Dataset items:
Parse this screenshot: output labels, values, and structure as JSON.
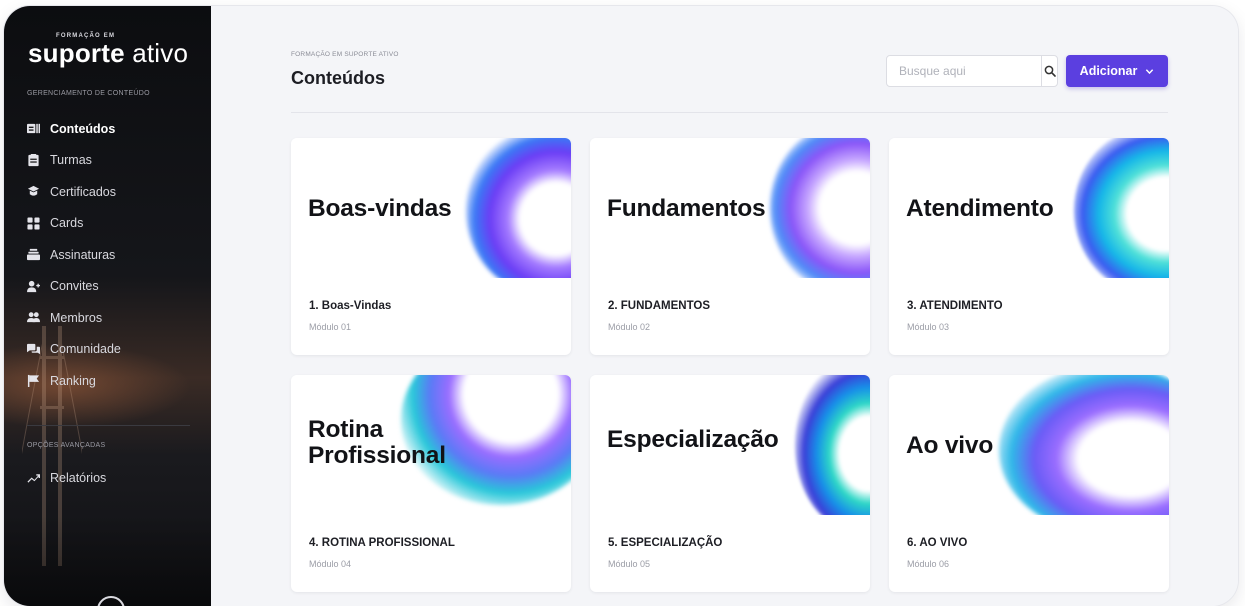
{
  "brand": {
    "small": "FORMAÇÃO EM",
    "name_bold": "suporte",
    "name_light": "ativo"
  },
  "sidebar": {
    "section_main": "GERENCIAMENTO DE CONTEÚDO",
    "items": [
      {
        "label": "Conteúdos",
        "icon": "contents-icon",
        "active": true
      },
      {
        "label": "Turmas",
        "icon": "classes-icon"
      },
      {
        "label": "Certificados",
        "icon": "certificate-icon"
      },
      {
        "label": "Cards",
        "icon": "cards-icon"
      },
      {
        "label": "Assinaturas",
        "icon": "subscriptions-icon"
      },
      {
        "label": "Convites",
        "icon": "invite-icon"
      },
      {
        "label": "Membros",
        "icon": "members-icon"
      },
      {
        "label": "Comunidade",
        "icon": "community-icon"
      },
      {
        "label": "Ranking",
        "icon": "flag-icon"
      }
    ],
    "section_advanced": "OPÇÕES AVANÇADAS",
    "advanced_items": [
      {
        "label": "Relatórios",
        "icon": "trend-icon"
      }
    ]
  },
  "header": {
    "breadcrumb": "FORMAÇÃO EM SUPORTE ATIVO",
    "title": "Conteúdos",
    "search_placeholder": "Busque aqui",
    "add_label": "Adicionar"
  },
  "colors": {
    "accent": "#5b3fe0",
    "sidebar_bg": "#111216",
    "page_bg": "#f4f5f8"
  },
  "cards": [
    {
      "thumb_text": "Boas-vindas",
      "title": "1. Boas-Vindas",
      "subtitle": "Módulo 01"
    },
    {
      "thumb_text": "Fundamentos",
      "title": "2. FUNDAMENTOS",
      "subtitle": "Módulo 02"
    },
    {
      "thumb_text": "Atendimento",
      "title": "3. ATENDIMENTO",
      "subtitle": "Módulo 03"
    },
    {
      "thumb_text_line1": "Rotina",
      "thumb_text_line2": "Profissional",
      "title": "4. ROTINA PROFISSIONAL",
      "subtitle": "Módulo 04"
    },
    {
      "thumb_text": "Especialização",
      "title": "5. ESPECIALIZAÇÃO",
      "subtitle": "Módulo 05"
    },
    {
      "thumb_text": "Ao vivo",
      "title": "6. AO VIVO",
      "subtitle": "Módulo 06"
    }
  ]
}
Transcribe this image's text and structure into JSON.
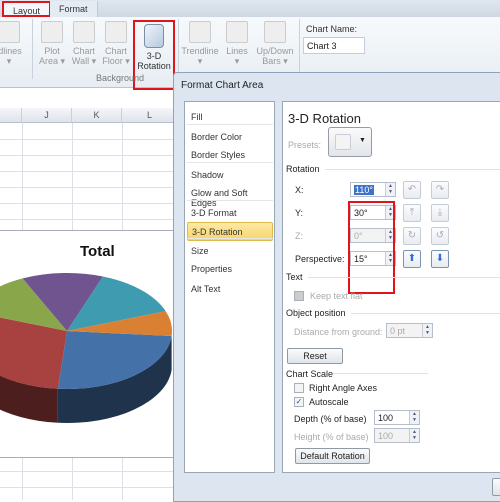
{
  "ribbon": {
    "tabs": [
      "Layout",
      "Format"
    ],
    "buttons": [
      {
        "label": "idlines",
        "sub": "▾"
      },
      {
        "label": "Plot",
        "sub": "Area ▾"
      },
      {
        "label": "Chart",
        "sub": "Wall ▾"
      },
      {
        "label": "Chart",
        "sub": "Floor ▾"
      },
      {
        "label": "3-D",
        "sub": "Rotation"
      },
      {
        "label": "Trendline",
        "sub": "▾"
      },
      {
        "label": "Lines",
        "sub": "▾"
      },
      {
        "label": "Up/Down",
        "sub": "Bars ▾"
      }
    ],
    "group_label": "Background",
    "chart_name_label": "Chart Name:",
    "chart_name_value": "Chart 3"
  },
  "sheet": {
    "columns": [
      "J",
      "K",
      "L"
    ]
  },
  "chart": {
    "title": "Total",
    "slice_colors": [
      "#4472a8",
      "#a84240",
      "#8aa64a",
      "#6f548f",
      "#3f9bb0",
      "#d98033"
    ]
  },
  "dialog": {
    "title": "Format Chart Area",
    "categories": [
      "Fill",
      "Border Color",
      "Border Styles",
      "Shadow",
      "Glow and Soft Edges",
      "3-D Format",
      "3-D Rotation",
      "Size",
      "Properties",
      "Alt Text"
    ],
    "selected": "3-D Rotation",
    "panel": {
      "title": "3-D Rotation",
      "presets_label": "Presets:",
      "rotation_label": "Rotation",
      "x_label": "X:",
      "x_value": "110°",
      "y_label": "Y:",
      "y_value": "30°",
      "z_label": "Z:",
      "z_value": "0°",
      "perspective_label": "Perspective:",
      "perspective_value": "15°",
      "text_label": "Text",
      "keep_text_flat": "Keep text flat",
      "keep_text_flat_checked": false,
      "object_position_label": "Object position",
      "distance_label": "Distance from ground:",
      "distance_value": "0 pt",
      "reset_label": "Reset",
      "chart_scale_label": "Chart Scale",
      "right_angle_axes": "Right Angle Axes",
      "right_angle_axes_checked": false,
      "autoscale": "Autoscale",
      "autoscale_checked": true,
      "depth_label": "Depth (% of base)",
      "depth_value": "100",
      "height_label": "Height (% of base)",
      "height_value": "100",
      "default_rotation_label": "Default Rotation"
    }
  },
  "colors": {
    "highlight": "#e0141b",
    "selection": "#f8d56a"
  }
}
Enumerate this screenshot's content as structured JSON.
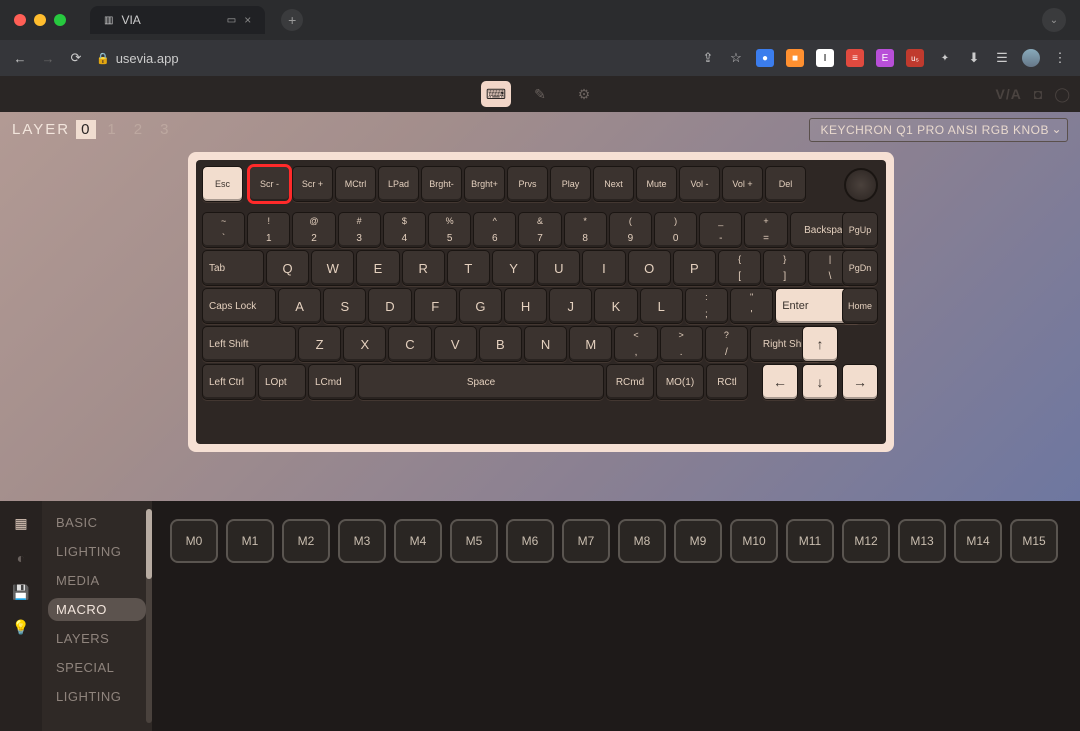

Stated task: Copy down every line of the entries containing the word "icon".

Correct answer:
        "icon": "contents-icon",
        "icon": "classes-icon"
        "icon": "certificate-icon"
        "icon": "cards-icon"
        "icon": "subscriptions-icon"
        "icon": "invite-icon"
        "icon": "members-icon"
        "icon": "community-icon"
        "icon": "flag-icon"
        "icon": "trend-icon"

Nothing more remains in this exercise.